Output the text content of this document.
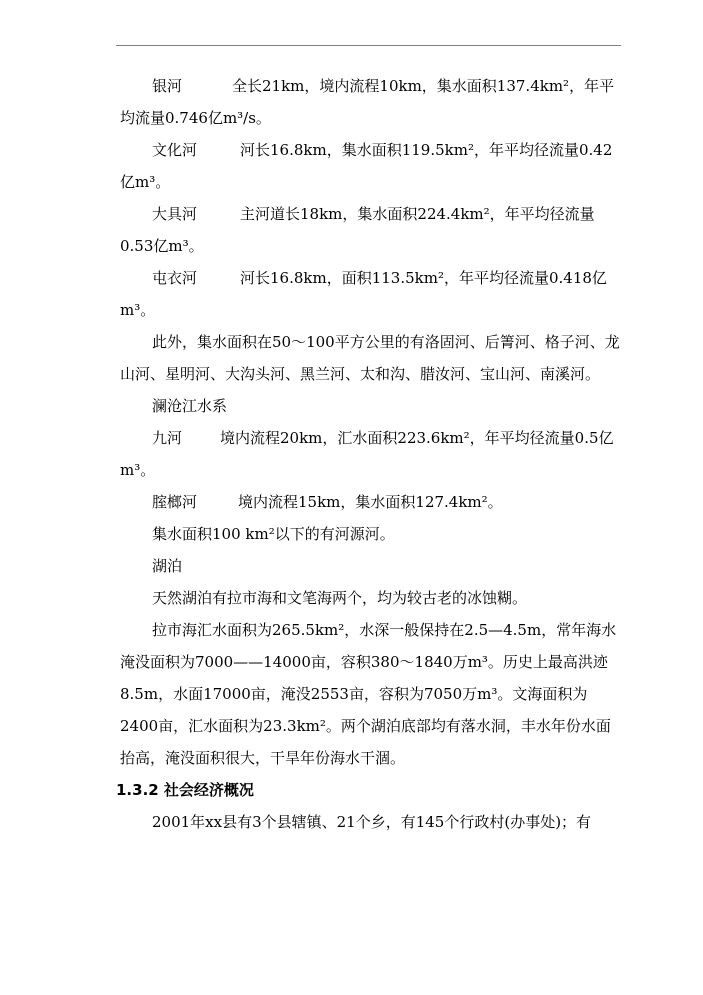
银河	全长21km，境内流程10km，集水面积137.4km²，年平均流量0.746亿m³/s。

文化河	河长16.8km，集水面积119.5km²，年平均径流量0.42亿m³。

大具河	主河道长18km，集水面积224.4km²，年平均径流量0.53亿m³。

屯衣河	河长16.8km，面积113.5km²，年平均径流量0.418亿m³。

此外，集水面积在50～100平方公里的有洛固河、后箐河、格子河、龙山河、星明河、大沟头河、黑兰河、太和沟、腊汝河、宝山河、南溪河。

澜沧江水系

九河	境内流程20km，汇水面积223.6km²，年平均径流量0.5亿m³。

腟榔河	境内流程15km，集水面积127.4km²。

集水面积100 km²以下的有河源河。

湖泊

天然湖泊有拉市海和文笔海两个，均为较古老的冰蚀糊。

拉市海汇水面积为265.5km²，水深一般保持在2.5—4.5m，常年海水淹没面积为7000——14000亩，容积380～1840万m³。历史上最高洪迹8.5m，水面17000亩，淹没2553亩，容积为7050万m³。文海面积为2400亩，汇水面积为23.3km²。两个湖泊底部均有落水洞，丰水年份水面抬高，淹没面积很大，干旱年份海水干涸。

1.3.2 社会经济概况

2001年xx县有3个县辖镇、21个乡，有145个行政村(办事处)；有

━━━

- Written instruction: Reproduce the material in its entirety and word for word, without the pictures.

- Completed task:
Output the text content of this document.
银河	全长21km，境内流程10km，集水面积137.4km²，年平均流量0.746亿m³/s。

文化河	河长16.8km，集水面积119.5km²，年平均径流量0.42亿m³。

大具河	主河道长18km，集水面积224.4km²，年平均径流量0.53亿m³。

屯衣河	河长16.8km，面积113.5km²，年平均径流量0.418亿m³。

此外，集水面积在50～100平方公里的有洛固河、后箐河、格子河、龙山河、星明河、大沟头河、黑兰河、太和沟、腊汝河、宝山河、南溪河。

澜沧江水系

九河	境内流程20km，汇水面积223.6km²，年平均径流量0.5亿m³。

腟榔河	境内流程15km，集水面积127.4km²。

集水面积100 km²以下的有河源河。

湖泊

天然湖泊有拉市海和文笔海两个，均为较古老的冰蚀糊。

拉市海汇水面积为265.5km²，水深一般保持在2.5—4.5m，常年海水淹没面积为7000——14000亩，容积380～1840万m³。历史上最高洪迹8.5m，水面17000亩，淹没2553亩，容积为7050万m³。文海面积为2400亩，汇水面积为23.3km²。两个湖泊底部均有落水洞，丰水年份水面抬高，淹没面积很大，干旱年份海水干涸。

1.3.2 社会经济概况

2001年xx县有3个县辖镇、21个乡，有145个行政村(办事处)；有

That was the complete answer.